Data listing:
# # #

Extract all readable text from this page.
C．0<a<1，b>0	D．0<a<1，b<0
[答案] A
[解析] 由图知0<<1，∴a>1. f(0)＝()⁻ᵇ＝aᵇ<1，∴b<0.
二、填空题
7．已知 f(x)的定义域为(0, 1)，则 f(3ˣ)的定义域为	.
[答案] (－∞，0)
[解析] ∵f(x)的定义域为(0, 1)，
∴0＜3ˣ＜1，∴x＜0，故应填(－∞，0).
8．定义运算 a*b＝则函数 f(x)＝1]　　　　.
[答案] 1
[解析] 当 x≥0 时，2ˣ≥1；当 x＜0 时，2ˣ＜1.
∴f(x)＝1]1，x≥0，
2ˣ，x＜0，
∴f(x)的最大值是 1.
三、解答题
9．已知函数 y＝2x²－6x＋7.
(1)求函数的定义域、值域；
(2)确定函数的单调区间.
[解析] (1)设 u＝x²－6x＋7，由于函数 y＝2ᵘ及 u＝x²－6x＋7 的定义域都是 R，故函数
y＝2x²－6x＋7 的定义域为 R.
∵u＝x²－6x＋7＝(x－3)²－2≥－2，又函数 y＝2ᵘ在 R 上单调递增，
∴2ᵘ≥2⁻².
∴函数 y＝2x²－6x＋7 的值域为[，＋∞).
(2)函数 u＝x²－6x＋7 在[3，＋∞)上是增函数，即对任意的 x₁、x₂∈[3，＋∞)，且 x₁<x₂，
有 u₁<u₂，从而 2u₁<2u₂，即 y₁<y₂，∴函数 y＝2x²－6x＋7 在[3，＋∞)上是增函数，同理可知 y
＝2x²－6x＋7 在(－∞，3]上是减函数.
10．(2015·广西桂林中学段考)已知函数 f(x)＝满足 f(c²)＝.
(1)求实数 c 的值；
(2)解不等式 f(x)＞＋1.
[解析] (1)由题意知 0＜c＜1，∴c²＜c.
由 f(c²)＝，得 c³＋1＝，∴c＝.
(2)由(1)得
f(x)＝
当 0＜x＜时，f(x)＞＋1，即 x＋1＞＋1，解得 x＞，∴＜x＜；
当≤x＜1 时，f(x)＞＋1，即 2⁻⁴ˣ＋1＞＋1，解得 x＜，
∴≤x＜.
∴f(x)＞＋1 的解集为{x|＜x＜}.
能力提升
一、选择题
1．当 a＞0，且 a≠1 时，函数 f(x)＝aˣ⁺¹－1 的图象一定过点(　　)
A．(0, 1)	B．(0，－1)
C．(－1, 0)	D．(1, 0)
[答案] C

# # #

In the lines above, find each one with "的定义域为" and list it.

Reply to the exercise:
7．已知 f(x)的定义域为(0, 1)，则 f(3ˣ)的定义域为	.
[解析] ∵f(x)的定义域为(0, 1)，
y＝2x²－6x＋7 的定义域为 R.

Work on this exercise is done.